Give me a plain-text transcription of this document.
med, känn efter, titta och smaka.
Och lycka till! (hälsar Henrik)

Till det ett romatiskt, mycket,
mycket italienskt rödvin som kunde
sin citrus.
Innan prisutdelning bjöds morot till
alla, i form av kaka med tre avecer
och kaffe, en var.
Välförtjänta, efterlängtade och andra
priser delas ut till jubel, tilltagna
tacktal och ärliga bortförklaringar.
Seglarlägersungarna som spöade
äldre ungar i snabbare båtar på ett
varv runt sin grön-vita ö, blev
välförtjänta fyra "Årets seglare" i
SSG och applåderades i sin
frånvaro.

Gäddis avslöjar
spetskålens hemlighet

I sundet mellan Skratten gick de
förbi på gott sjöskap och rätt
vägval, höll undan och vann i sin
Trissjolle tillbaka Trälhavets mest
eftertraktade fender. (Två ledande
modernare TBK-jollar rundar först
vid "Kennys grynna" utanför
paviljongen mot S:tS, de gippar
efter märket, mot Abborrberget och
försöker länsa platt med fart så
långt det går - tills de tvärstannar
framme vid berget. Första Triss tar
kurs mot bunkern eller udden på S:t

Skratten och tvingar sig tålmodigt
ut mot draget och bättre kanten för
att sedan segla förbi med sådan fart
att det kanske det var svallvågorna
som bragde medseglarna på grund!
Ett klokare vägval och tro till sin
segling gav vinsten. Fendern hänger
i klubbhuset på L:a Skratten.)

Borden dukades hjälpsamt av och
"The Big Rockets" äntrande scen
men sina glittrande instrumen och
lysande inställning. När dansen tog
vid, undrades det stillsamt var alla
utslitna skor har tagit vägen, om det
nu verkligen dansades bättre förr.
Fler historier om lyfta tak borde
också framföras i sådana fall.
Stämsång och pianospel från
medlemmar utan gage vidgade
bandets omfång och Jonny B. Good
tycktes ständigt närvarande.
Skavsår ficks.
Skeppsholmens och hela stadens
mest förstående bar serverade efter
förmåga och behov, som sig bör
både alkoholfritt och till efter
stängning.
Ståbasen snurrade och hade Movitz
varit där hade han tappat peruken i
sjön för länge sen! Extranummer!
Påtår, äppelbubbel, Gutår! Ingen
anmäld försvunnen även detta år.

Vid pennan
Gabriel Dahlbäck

··········

PROBLEM REQUIREMENTS:
Please restate the data word for word, every record included.

WRITTEN SOLUTION:
Give me a plain-text transcription of this document.
med, känn efter, titta och smaka.
Och lycka till! (hälsar Henrik)

Till det ett romatiskt, mycket,
mycket italienskt rödvin som kunde
sin citrus.
Innan prisutdelning bjöds morot till
alla, i form av kaka med tre avecer
och kaffe, en var.
Välförtjänta, efterlängtade och andra
priser delas ut till jubel, tilltagna
tacktal och ärliga bortförklaringar.
Seglarlägersungarna som spöade
äldre ungar i snabbare båtar på ett
varv runt sin grön-vita ö, blev
välförtjänta fyra "Årets seglare" i
SSG och applåderades i sin
frånvaro.

Gäddis avslöjar
spetskålens hemlighet

I sundet mellan Skratten gick de
förbi på gott sjöskap och rätt
vägval, höll undan och vann i sin
Trissjolle tillbaka Trälhavets mest
eftertraktade fender. (Två ledande
modernare TBK-jollar rundar först
vid "Kennys grynna" utanför
paviljongen mot S:tS, de gippar
efter märket, mot Abborrberget och
försöker länsa platt med fart så
långt det går - tills de tvärstannar
framme vid berget. Första Triss tar
kurs mot bunkern eller udden på S:t

Skratten och tvingar sig tålmodigt
ut mot draget och bättre kanten för
att sedan segla förbi med sådan fart
att det kanske det var svallvågorna
som bragde medseglarna på grund!
Ett klokare vägval och tro till sin
segling gav vinsten. Fendern hänger
i klubbhuset på L:a Skratten.)

Borden dukades hjälpsamt av och
"The Big Rockets" äntrande scen
men sina glittrande instrumen och
lysande inställning. När dansen tog
vid, undrades det stillsamt var alla
utslitna skor har tagit vägen, om det
nu verkligen dansades bättre förr.
Fler historier om lyfta tak borde
också framföras i sådana fall.
Stämsång och pianospel från
medlemmar utan gage vidgade
bandets omfång och Jonny B. Good
tycktes ständigt närvarande.
Skavsår ficks.
Skeppsholmens och hela stadens
mest förstående bar serverade efter
förmåga och behov, som sig bör
både alkoholfritt och till efter
stängning.
Ståbasen snurrade och hade Movitz
varit där hade han tappat peruken i
sjön för länge sen! Extranummer!
Påtår, äppelbubbel, Gutår! Ingen
anmäld försvunnen även detta år.

Vid pennan
Gabriel Dahlbäck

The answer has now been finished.